§ **Chart and figure data**
>> BEGIN
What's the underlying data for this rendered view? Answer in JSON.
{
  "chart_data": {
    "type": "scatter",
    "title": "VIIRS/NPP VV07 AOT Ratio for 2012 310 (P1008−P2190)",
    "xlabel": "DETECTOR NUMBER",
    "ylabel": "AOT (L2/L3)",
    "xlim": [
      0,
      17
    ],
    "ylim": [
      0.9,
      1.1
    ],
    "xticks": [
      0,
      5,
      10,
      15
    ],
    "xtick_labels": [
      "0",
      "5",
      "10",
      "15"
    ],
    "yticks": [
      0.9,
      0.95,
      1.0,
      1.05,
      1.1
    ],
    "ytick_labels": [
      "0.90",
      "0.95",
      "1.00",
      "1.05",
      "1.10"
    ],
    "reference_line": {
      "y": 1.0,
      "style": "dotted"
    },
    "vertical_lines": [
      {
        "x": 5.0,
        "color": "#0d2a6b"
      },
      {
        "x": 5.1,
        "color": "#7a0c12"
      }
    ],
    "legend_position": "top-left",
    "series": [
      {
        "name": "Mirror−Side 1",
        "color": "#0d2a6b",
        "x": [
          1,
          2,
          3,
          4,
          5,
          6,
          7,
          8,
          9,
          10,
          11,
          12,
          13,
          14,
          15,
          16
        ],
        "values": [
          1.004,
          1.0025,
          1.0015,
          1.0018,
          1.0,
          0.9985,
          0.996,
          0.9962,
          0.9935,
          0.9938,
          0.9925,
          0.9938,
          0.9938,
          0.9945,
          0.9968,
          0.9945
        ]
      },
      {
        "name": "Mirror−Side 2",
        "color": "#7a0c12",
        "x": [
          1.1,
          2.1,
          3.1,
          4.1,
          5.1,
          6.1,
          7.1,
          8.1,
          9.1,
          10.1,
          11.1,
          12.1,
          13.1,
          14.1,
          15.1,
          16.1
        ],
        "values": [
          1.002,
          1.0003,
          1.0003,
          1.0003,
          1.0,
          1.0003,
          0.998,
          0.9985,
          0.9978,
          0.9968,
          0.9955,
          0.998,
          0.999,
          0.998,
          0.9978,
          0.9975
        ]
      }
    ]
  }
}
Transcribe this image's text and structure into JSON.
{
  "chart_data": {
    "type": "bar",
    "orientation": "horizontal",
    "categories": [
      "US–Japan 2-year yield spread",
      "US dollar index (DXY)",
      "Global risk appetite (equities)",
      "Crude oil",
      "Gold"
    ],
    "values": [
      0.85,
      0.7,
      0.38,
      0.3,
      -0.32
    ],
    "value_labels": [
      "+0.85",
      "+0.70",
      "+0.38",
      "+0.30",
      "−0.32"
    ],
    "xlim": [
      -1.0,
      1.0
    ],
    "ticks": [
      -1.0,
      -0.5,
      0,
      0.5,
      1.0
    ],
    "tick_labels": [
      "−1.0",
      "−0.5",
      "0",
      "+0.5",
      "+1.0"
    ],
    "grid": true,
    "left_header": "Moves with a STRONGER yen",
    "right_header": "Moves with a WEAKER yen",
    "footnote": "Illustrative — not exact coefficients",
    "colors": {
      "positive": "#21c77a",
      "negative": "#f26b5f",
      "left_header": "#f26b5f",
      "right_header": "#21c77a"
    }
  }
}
>> END
§ **Exercise directions**
Copy each line of the data that contains the word "Side".

§ **Response for this exercise**
        "name": "Mirror−Side 1",
        "name": "Mirror−Side 2",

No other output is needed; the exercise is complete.